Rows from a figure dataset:
====================

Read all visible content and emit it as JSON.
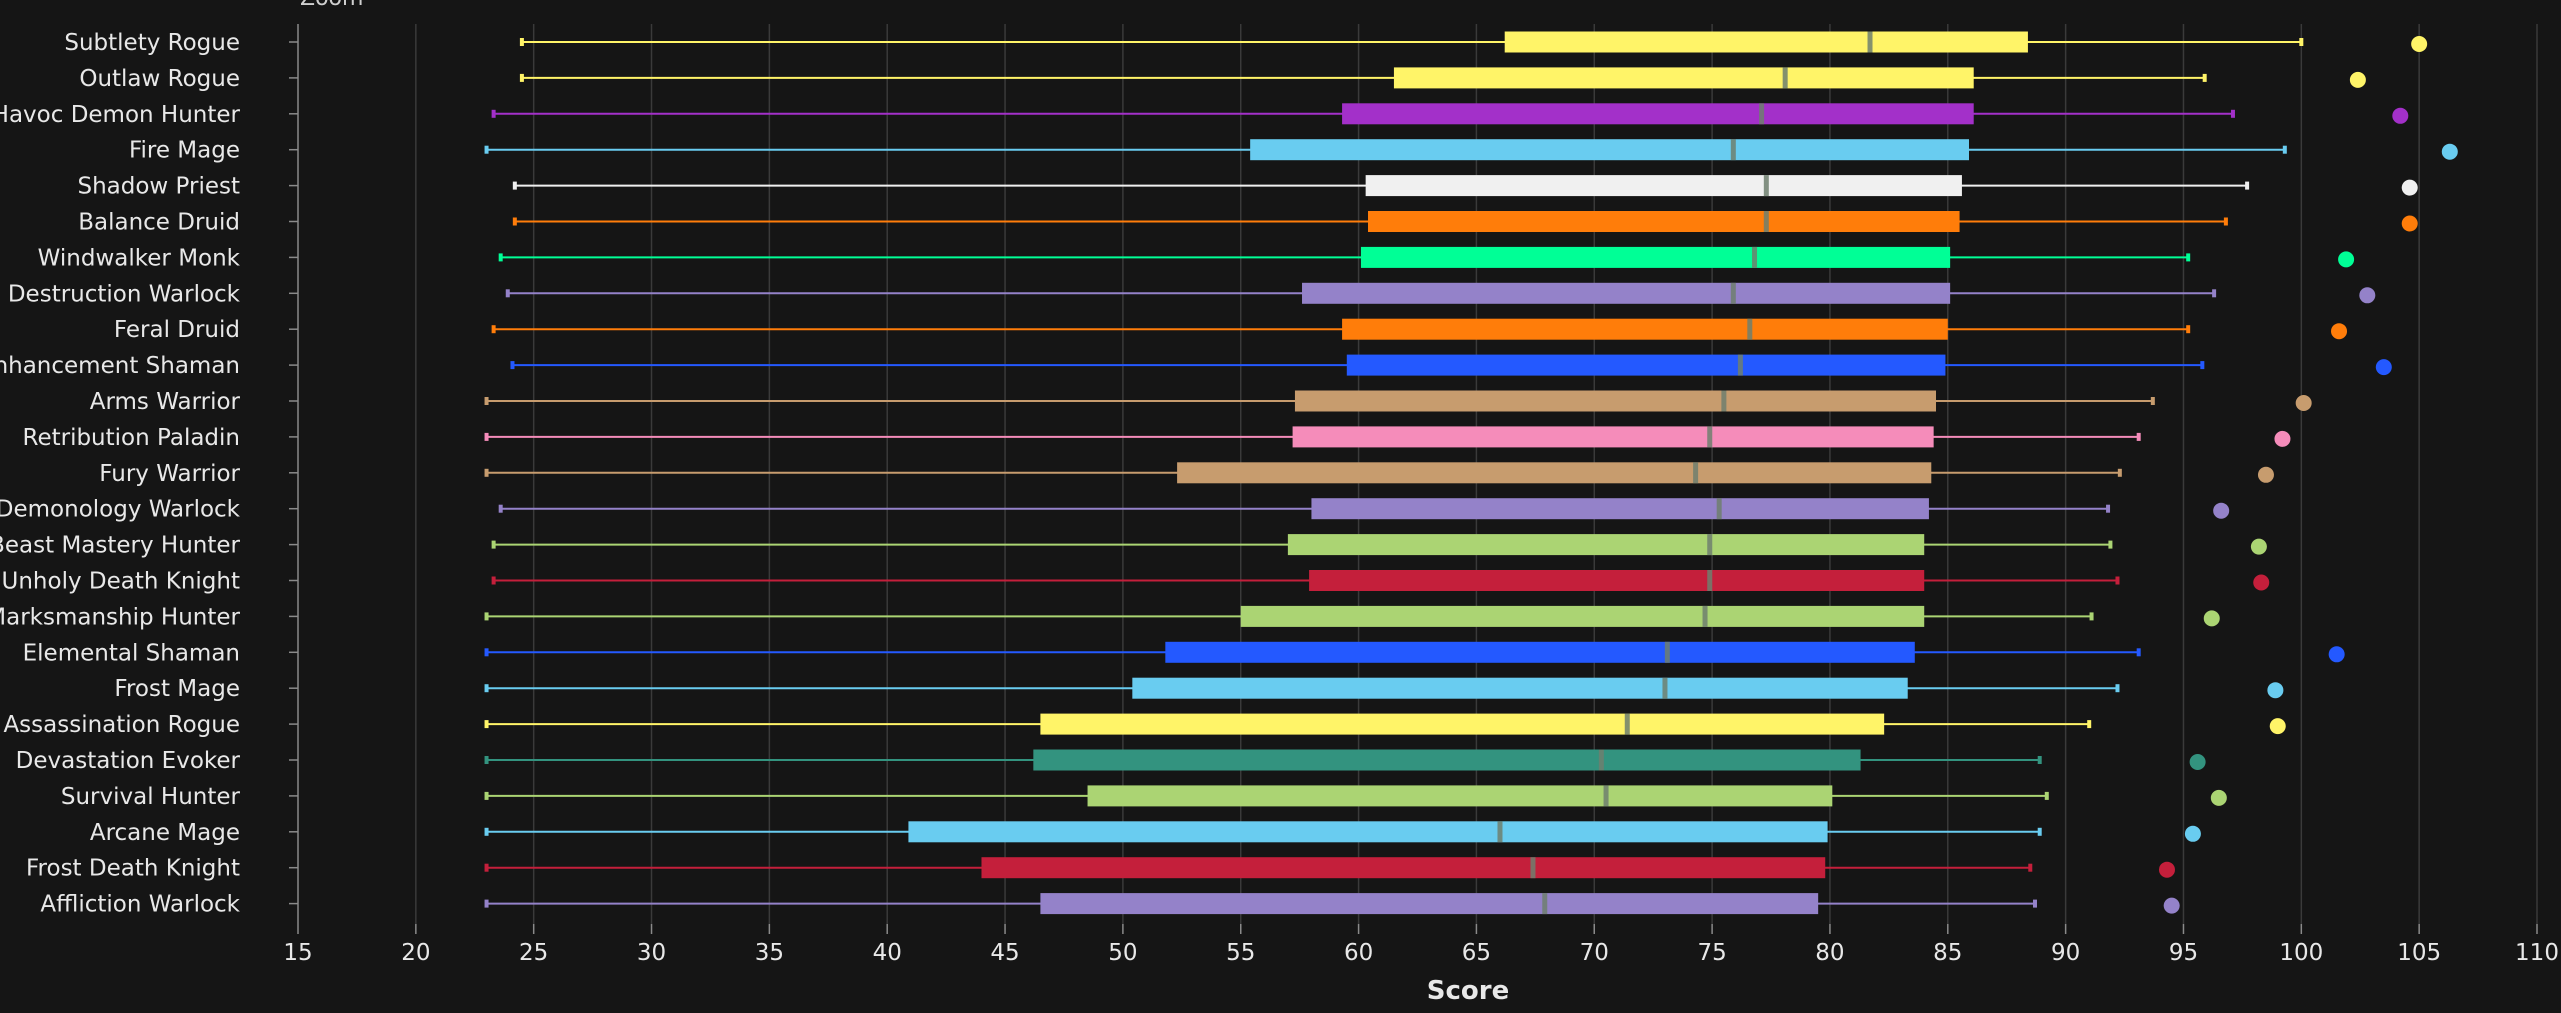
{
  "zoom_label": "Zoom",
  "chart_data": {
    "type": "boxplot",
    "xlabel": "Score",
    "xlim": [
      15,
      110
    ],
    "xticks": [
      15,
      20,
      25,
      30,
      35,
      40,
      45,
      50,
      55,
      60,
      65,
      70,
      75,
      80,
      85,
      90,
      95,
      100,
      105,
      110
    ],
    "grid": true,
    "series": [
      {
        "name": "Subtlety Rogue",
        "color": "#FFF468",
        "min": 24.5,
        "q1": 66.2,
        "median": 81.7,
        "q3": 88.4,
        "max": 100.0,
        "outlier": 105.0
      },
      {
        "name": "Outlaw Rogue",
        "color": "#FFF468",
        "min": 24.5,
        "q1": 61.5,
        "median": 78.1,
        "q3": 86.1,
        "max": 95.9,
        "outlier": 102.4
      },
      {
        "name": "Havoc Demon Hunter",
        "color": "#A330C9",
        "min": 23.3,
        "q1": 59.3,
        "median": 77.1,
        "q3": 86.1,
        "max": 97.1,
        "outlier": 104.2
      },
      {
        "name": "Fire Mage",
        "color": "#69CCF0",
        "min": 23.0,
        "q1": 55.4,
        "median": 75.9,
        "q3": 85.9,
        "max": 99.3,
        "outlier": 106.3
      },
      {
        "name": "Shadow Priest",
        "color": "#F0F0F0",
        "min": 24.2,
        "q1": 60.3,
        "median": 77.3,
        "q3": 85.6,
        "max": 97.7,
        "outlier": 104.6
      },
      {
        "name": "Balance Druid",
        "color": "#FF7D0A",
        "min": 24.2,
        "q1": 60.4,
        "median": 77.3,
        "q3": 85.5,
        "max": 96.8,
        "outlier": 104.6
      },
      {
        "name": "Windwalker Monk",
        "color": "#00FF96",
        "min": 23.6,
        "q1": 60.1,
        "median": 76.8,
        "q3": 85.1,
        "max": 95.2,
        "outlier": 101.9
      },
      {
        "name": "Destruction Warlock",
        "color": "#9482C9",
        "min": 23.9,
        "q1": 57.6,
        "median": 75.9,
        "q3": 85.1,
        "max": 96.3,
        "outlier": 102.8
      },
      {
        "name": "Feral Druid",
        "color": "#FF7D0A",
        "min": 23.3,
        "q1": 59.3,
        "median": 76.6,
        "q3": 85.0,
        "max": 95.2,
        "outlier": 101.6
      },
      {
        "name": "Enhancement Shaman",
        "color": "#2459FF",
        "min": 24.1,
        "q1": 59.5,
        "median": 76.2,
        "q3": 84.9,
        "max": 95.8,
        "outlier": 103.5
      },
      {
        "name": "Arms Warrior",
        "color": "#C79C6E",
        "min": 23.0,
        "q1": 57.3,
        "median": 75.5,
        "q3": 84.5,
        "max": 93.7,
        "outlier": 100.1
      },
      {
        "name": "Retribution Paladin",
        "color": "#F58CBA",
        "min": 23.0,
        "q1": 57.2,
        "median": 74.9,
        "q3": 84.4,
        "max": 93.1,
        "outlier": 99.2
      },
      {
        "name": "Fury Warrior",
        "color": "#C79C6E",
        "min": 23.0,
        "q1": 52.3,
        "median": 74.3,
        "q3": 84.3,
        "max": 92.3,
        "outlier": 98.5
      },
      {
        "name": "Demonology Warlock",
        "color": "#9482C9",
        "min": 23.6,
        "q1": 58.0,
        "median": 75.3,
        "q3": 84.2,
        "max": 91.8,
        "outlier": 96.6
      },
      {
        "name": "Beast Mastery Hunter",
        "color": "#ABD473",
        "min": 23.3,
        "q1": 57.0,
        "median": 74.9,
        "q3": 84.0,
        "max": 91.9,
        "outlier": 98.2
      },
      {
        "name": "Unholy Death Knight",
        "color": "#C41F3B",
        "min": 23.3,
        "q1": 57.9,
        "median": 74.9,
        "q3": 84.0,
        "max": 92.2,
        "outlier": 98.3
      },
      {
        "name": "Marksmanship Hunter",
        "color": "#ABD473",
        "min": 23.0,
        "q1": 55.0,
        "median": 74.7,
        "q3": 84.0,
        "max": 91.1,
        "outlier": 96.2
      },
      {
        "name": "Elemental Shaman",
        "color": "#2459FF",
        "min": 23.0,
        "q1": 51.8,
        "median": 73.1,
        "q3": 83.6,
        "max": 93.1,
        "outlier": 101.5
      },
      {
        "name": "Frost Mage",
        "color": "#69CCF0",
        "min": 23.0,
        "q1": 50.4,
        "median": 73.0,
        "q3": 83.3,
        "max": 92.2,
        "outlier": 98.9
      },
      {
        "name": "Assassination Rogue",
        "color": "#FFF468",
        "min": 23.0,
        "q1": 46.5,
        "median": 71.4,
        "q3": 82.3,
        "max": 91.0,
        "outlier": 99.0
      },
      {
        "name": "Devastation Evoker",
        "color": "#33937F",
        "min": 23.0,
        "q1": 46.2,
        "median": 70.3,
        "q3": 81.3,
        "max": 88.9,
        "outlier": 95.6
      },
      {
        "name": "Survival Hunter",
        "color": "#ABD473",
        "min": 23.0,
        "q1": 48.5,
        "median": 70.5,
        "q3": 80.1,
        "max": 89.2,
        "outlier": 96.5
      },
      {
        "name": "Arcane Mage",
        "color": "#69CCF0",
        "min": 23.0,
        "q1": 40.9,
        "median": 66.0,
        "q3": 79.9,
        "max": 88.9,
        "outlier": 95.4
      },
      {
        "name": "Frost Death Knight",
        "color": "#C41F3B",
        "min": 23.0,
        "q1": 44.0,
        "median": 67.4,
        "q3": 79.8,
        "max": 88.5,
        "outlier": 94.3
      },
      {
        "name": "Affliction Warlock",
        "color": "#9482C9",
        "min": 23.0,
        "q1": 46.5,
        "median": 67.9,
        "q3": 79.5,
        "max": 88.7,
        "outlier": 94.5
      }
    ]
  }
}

====================

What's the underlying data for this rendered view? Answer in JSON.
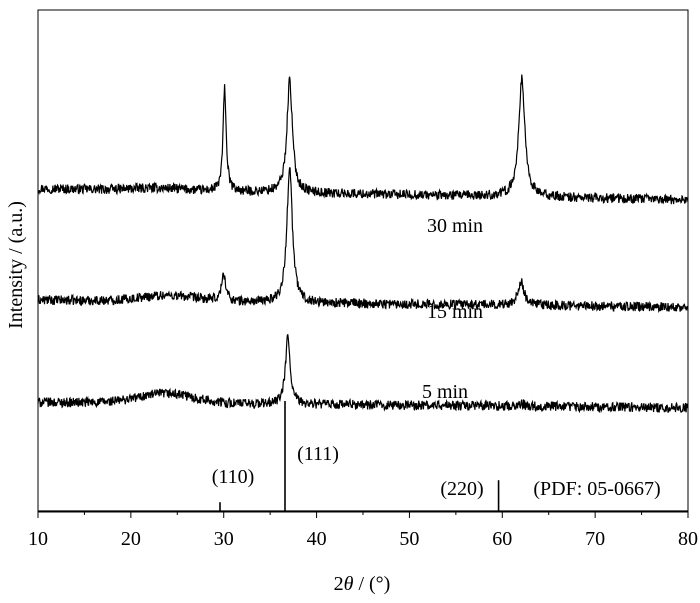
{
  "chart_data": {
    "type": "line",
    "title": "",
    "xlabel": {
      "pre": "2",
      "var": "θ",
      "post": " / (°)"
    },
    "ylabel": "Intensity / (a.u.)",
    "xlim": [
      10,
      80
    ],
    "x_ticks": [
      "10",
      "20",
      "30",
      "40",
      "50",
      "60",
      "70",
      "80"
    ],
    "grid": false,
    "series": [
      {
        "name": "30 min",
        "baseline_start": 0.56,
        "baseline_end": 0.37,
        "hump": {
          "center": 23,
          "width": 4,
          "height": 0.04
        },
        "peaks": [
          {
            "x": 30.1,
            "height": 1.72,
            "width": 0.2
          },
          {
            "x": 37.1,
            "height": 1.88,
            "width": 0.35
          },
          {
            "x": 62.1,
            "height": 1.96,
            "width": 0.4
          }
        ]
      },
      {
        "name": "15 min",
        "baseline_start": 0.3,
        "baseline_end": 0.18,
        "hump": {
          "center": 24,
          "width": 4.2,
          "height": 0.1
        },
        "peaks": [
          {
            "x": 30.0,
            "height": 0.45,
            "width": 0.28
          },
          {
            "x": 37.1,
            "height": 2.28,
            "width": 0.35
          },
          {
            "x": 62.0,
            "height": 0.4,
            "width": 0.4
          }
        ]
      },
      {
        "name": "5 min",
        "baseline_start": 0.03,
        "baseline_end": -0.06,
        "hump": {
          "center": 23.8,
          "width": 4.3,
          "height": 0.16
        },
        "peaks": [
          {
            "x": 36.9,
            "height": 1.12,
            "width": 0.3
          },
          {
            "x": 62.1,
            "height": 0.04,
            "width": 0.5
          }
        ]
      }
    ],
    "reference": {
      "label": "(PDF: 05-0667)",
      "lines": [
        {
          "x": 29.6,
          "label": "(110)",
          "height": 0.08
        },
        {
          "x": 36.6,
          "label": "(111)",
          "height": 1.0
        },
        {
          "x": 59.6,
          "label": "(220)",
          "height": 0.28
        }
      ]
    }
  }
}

====================

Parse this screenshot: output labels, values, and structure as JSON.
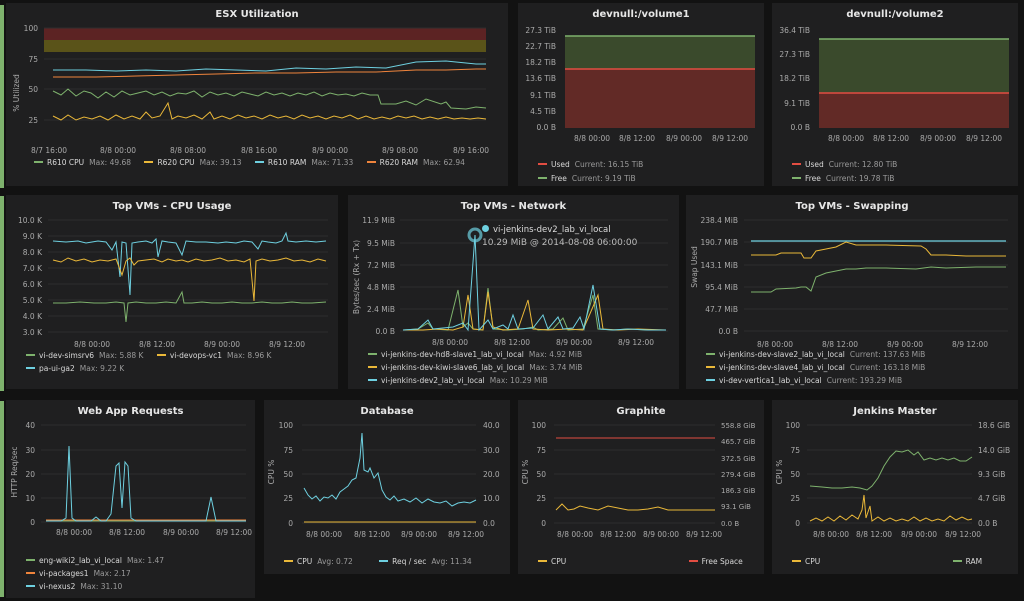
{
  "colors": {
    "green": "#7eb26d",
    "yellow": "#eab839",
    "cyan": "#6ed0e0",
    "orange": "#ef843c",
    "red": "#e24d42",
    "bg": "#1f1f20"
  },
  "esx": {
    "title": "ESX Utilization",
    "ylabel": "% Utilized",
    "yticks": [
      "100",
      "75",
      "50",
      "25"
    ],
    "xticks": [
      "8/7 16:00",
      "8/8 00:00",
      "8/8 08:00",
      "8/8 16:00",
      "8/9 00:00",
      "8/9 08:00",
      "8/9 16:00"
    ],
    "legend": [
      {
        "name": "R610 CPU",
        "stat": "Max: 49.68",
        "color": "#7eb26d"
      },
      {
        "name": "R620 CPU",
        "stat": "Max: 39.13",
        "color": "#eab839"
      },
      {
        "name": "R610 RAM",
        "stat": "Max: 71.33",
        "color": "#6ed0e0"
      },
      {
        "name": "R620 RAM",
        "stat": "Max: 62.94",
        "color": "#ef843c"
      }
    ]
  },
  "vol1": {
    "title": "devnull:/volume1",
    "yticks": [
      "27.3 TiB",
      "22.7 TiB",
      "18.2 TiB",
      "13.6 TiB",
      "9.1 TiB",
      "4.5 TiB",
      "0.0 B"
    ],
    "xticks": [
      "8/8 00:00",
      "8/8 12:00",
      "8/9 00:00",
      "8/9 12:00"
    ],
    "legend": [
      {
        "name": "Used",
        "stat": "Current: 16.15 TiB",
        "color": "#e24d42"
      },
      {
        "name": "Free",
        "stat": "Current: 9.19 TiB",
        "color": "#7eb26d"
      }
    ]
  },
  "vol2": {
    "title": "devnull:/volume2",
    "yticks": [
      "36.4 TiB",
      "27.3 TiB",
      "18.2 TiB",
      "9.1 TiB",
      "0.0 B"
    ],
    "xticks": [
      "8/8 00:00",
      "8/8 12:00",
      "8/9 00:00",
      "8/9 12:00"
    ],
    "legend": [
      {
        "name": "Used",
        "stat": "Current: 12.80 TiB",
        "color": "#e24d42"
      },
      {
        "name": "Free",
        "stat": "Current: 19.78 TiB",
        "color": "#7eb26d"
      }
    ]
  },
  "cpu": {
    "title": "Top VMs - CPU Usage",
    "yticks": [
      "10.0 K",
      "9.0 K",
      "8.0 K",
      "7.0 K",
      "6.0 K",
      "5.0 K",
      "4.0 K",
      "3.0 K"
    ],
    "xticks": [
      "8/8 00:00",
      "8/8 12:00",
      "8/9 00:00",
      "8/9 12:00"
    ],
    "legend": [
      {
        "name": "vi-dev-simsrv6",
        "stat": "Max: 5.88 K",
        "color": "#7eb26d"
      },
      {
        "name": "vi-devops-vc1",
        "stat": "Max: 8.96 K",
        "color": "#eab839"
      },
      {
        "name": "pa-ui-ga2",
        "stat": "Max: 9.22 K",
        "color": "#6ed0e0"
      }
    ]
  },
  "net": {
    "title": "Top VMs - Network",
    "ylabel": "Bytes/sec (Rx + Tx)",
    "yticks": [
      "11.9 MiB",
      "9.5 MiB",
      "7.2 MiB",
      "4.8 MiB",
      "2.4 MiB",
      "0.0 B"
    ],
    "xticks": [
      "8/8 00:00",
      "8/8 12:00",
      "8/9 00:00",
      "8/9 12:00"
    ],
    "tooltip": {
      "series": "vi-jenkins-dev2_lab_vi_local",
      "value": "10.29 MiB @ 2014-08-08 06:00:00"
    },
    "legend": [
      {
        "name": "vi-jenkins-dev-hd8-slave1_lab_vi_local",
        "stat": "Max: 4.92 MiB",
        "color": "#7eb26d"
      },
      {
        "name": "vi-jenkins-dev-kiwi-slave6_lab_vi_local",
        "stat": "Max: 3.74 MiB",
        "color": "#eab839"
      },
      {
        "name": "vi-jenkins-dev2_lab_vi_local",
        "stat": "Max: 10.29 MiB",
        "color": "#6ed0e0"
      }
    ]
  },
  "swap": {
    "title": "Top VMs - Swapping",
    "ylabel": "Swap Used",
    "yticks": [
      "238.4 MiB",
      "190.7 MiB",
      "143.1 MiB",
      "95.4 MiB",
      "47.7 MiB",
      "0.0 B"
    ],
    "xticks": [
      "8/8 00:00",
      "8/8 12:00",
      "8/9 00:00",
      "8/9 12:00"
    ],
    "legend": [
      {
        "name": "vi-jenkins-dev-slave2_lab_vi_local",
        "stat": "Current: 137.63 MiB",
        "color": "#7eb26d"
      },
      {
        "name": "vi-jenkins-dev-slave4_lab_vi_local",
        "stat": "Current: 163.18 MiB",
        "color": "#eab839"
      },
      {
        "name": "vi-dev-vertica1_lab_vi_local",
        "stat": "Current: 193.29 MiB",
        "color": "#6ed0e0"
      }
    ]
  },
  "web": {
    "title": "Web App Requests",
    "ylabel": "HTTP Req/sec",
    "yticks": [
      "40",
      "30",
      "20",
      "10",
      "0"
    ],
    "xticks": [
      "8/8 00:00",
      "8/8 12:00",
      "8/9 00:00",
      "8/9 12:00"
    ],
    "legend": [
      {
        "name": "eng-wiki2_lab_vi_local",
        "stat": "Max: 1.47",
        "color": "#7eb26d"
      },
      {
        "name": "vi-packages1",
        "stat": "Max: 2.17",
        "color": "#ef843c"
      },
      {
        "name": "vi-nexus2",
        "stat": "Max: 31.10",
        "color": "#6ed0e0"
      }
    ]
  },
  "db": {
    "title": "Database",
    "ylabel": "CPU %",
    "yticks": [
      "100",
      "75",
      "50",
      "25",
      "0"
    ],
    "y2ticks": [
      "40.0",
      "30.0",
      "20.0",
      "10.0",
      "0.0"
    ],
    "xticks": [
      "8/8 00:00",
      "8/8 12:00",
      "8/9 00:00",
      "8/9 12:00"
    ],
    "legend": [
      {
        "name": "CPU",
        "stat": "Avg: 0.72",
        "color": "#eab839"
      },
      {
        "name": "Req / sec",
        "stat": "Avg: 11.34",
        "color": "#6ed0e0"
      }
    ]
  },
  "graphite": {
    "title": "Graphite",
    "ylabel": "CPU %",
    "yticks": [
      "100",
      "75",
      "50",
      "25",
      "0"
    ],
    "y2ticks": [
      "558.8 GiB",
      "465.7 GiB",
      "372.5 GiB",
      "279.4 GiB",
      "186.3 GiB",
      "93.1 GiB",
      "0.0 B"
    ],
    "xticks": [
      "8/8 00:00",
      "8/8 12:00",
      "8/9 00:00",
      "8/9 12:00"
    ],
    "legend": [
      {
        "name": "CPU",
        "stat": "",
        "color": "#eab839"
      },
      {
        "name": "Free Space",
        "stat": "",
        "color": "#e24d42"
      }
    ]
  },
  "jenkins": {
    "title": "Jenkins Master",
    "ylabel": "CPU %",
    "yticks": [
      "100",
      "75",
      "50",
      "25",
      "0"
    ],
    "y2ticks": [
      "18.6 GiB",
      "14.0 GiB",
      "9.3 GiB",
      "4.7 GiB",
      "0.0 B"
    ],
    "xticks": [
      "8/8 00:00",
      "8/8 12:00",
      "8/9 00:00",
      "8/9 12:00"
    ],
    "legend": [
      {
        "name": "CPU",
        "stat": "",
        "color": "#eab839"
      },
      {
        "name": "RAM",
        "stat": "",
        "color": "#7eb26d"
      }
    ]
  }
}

====================

Your goal:
Indicate how many lines of the material include the word "width"; the number alone is required.

Response below:
11